*GIVEN EXERCISE*:
Scan the lines and state how many carry "title". Leave out everything but the number.

*DATA*:
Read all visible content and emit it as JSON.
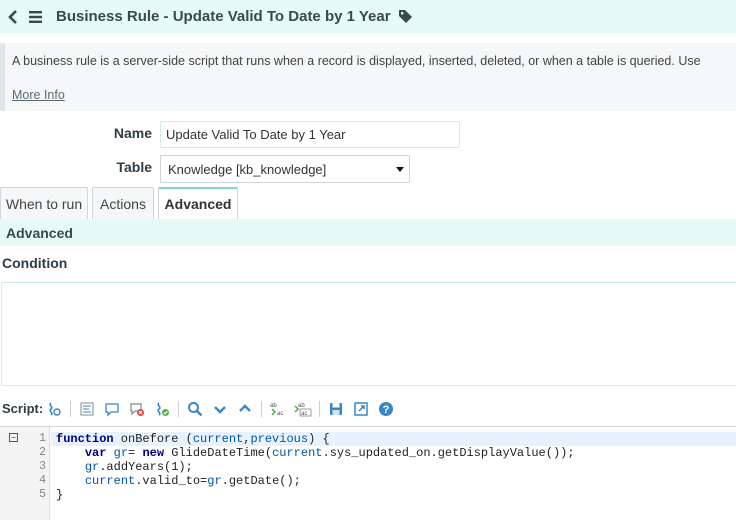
{
  "header": {
    "title": "Business Rule - Update Valid To Date by 1 Year"
  },
  "info": {
    "text": "A business rule is a server-side script that runs when a record is displayed, inserted, deleted, or when a table is queried. Use",
    "more_info": "More Info"
  },
  "form": {
    "name_label": "Name",
    "name_value": "Update Valid To Date by 1 Year",
    "table_label": "Table",
    "table_value": "Knowledge [kb_knowledge]"
  },
  "tabs": [
    {
      "label": "When to run",
      "active": false
    },
    {
      "label": "Actions",
      "active": false
    },
    {
      "label": "Advanced",
      "active": true
    }
  ],
  "section": {
    "title": "Advanced",
    "condition_label": "Condition",
    "condition_value": "",
    "script_label": "Script:"
  },
  "toolbar_icons": [
    "script-include-icon",
    "format-code-icon",
    "toggle-comment-icon",
    "syntax-check-icon",
    "script-debugger-icon",
    "search-icon",
    "find-next-icon",
    "find-previous-icon",
    "replace-icon",
    "replace-all-icon",
    "save-icon",
    "fullscreen-icon",
    "help-icon"
  ],
  "editor": {
    "line_numbers": [
      "1",
      "2",
      "3",
      "4",
      "5"
    ],
    "lines": [
      "function onBefore (current,previous) {",
      "    var gr= new GlideDateTime(current.sys_updated_on.getDisplayValue());",
      "    gr.addYears(1);",
      "    current.valid_to=gr.getDate();",
      "}"
    ]
  },
  "colors": {
    "header_bg": "#e6fbf7",
    "accent": "#81d8c7",
    "toolbar_icon": "#3a87c8"
  }
}
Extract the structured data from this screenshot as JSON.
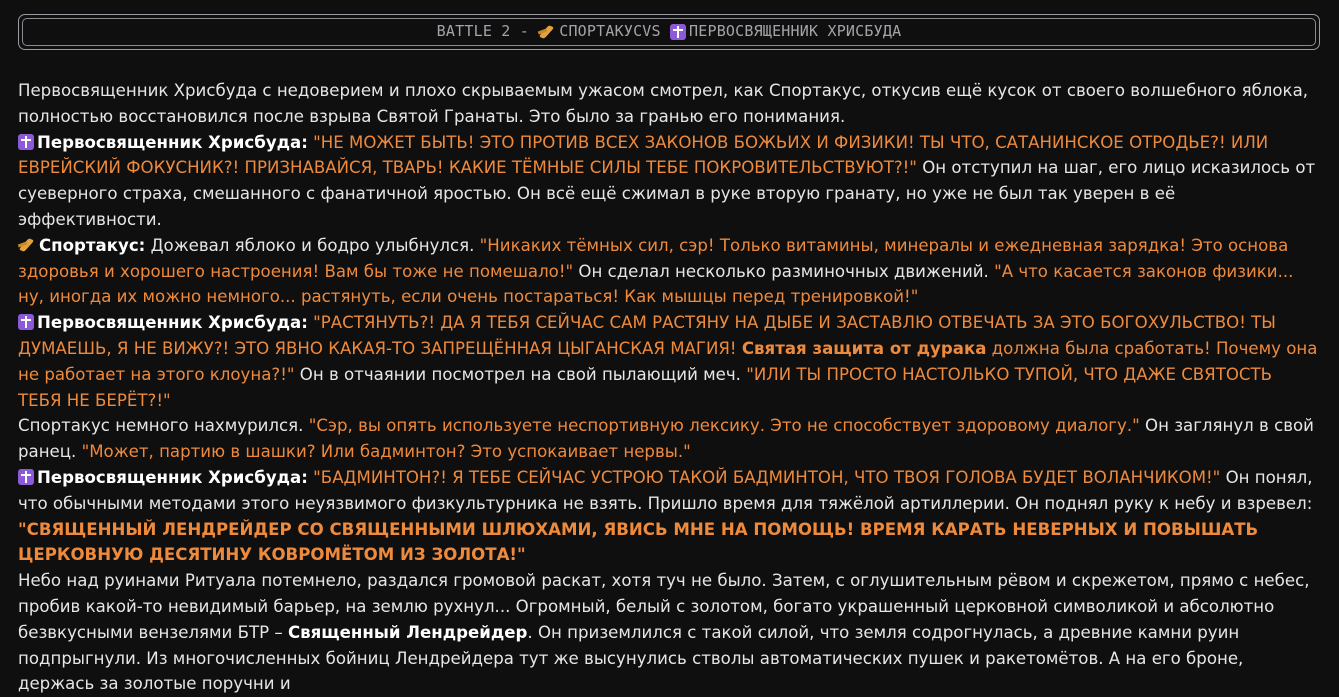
{
  "header": {
    "prefix": "BATTLE 2 - ",
    "fighter1": "СПОРТАКУС",
    "vs": " VS ",
    "fighter2": "ПЕРВОСВЯЩЕННИК ХРИСБУДА",
    "fighter1_icon": "runner-icon",
    "fighter2_icon": "latin-cross-icon"
  },
  "story": {
    "p1": "Первосвященник Хрисбуда с недоверием и плохо скрываемым ужасом смотрел, как Спортакус, откусив ещё кусок от своего волшебного яблока, полностью восстановился после взрыва Святой Гранаты. Это было за гранью его понимания.",
    "p2_name": "Первосвященник Хрисбуда:",
    "p2_quote": "\"НЕ МОЖЕТ БЫТЬ! ЭТО ПРОТИВ ВСЕХ ЗАКОНОВ БОЖЬИХ И ФИЗИКИ! ТЫ ЧТО, САТАНИНСКОЕ ОТРОДЬЕ?! ИЛИ ЕВРЕЙСКИЙ ФОКУСНИК?! ПРИЗНАВАЙСЯ, ТВАРЬ! КАКИЕ ТЁМНЫЕ СИЛЫ ТЕБЕ ПОКРОВИТЕЛЬСТВУЮТ?!\"",
    "p2_text": " Он отступил на шаг, его лицо исказилось от суеверного страха, смешанного с фанатичной яростью. Он всё ещё сжимал в руке вторую гранату, но уже не был так уверен в её эффективности.",
    "p3_name": "Спортакус:",
    "p3_text1": " Дожевал яблоко и бодро улыбнулся. ",
    "p3_quote1": "\"Никаких тёмных сил, сэр! Только витамины, минералы и ежедневная зарядка! Это основа здоровья и хорошего настроения! Вам бы тоже не помешало!\"",
    "p3_text2": " Он сделал несколько разминочных движений. ",
    "p3_quote2": "\"А что касается законов физики... ну, иногда их можно немного... растянуть, если очень постараться! Как мышцы перед тренировкой!\"",
    "p4_name": "Первосвященник Хрисбуда:",
    "p4_quote1": "\"РАСТЯНУТЬ?! ДА Я ТЕБЯ СЕЙЧАС САМ РАСТЯНУ НА ДЫБЕ И ЗАСТАВЛЮ ОТВЕЧАТЬ ЗА ЭТО БОГОХУЛЬСТВО! ТЫ ДУМАЕШЬ, Я НЕ ВИЖУ?! ЭТО ЯВНО КАКАЯ-ТО ЗАПРЕЩЁННАЯ ЦЫГАНСКАЯ МАГИЯ! ",
    "p4_quote_bold": "Святая защита от дурака",
    "p4_quote2": " должна была сработать! Почему она не работает на этого клоуна?!\"",
    "p4_text": " Он в отчаянии посмотрел на свой пылающий меч. ",
    "p4_quote3": "\"ИЛИ ТЫ ПРОСТО НАСТОЛЬКО ТУПОЙ, ЧТО ДАЖЕ СВЯТОСТЬ ТЕБЯ НЕ БЕРЁТ?!\"",
    "p5_text1": "Спортакус немного нахмурился. ",
    "p5_quote1": "\"Сэр, вы опять используете неспортивную лексику. Это не способствует здоровому диалогу.\"",
    "p5_text2": " Он заглянул в свой ранец. ",
    "p5_quote2": "\"Может, партию в шашки? Или бадминтон? Это успокаивает нервы.\"",
    "p6_name": "Первосвященник Хрисбуда:",
    "p6_quote": "\"БАДМИНТОН?! Я ТЕБЕ СЕЙЧАС УСТРОЮ ТАКОЙ БАДМИНТОН, ЧТО ТВОЯ ГОЛОВА БУДЕТ ВОЛАНЧИКОМ!\"",
    "p6_text": " Он понял, что обычными методами этого неуязвимого физкультурника не взять. Пришло время для тяжёлой артиллерии. Он поднял руку к небу и взревел:",
    "p7_quote": "\"СВЯЩЕННЫЙ ЛЕНДРЕЙДЕР СО СВЯЩЕННЫМИ ШЛЮХАМИ, ЯВИСЬ МНЕ НА ПОМОЩЬ! ВРЕМЯ КАРАТЬ НЕВЕРНЫХ И ПОВЫШАТЬ ЦЕРКОВНУЮ ДЕСЯТИНУ КОВРОМЁТОМ ИЗ ЗОЛОТА!\"",
    "p8_text1": "Небо над руинами Ритуала потемнело, раздался громовой раскат, хотя туч не было. Затем, с оглушительным рёвом и скрежетом, прямо с небес, пробив какой-то невидимый барьер, на землю рухнул... Огромный, белый с золотом, богато украшенный церковной символикой и абсолютно безвкусными вензелями БТР – ",
    "p8_bold": "Священный Лендрейдер",
    "p8_text2": ". Он приземлился с такой силой, что земля содрогнулась, а древние камни руин подпрыгнули. Из многочисленных бойниц Лендрейдера тут же высунулись стволы автоматических пушек и ракетомётов. А на его броне, держась за золотые поручни и"
  }
}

*RESULT OF THIS TASK*:
2